AIM OF THE TASK. In the listing below, find every line containing "name" and copy it out.
=== Begin Enclosure ===
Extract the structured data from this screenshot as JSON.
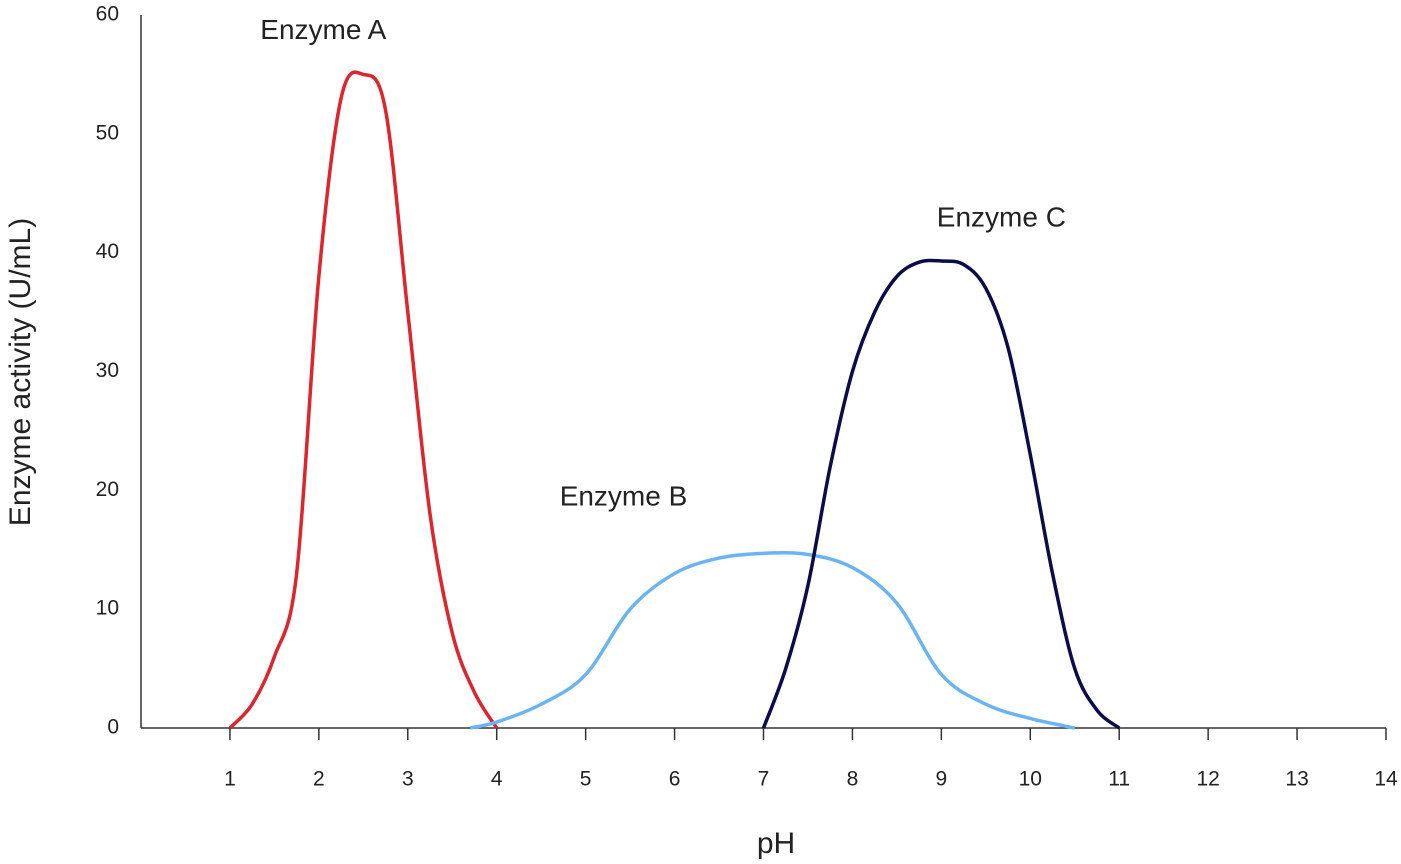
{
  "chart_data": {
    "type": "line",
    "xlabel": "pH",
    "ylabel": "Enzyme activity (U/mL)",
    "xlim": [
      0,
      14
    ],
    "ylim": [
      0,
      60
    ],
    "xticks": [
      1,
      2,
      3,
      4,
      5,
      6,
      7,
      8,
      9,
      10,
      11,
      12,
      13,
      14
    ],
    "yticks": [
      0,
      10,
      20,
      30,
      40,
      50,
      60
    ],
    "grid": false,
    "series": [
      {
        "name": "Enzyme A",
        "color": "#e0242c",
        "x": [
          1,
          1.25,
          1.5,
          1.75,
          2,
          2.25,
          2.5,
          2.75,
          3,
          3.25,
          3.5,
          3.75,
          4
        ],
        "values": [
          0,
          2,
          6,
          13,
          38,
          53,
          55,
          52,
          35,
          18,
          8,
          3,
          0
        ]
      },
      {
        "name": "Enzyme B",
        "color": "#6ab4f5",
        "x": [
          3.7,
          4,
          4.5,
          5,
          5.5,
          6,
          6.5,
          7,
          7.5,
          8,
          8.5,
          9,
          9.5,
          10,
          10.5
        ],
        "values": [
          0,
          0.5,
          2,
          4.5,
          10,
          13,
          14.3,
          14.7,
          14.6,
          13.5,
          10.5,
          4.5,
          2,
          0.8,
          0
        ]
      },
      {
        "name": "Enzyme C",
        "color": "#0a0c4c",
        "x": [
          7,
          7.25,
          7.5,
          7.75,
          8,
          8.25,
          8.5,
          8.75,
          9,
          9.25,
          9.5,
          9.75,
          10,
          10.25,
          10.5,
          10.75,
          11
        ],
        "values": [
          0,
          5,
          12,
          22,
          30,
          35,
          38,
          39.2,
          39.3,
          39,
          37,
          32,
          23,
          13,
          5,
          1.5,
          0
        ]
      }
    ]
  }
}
=== End Enclosure ===
EXERCISE SOLUTION.
        "name": "Enzyme A",
        "name": "Enzyme B",
        "name": "Enzyme C",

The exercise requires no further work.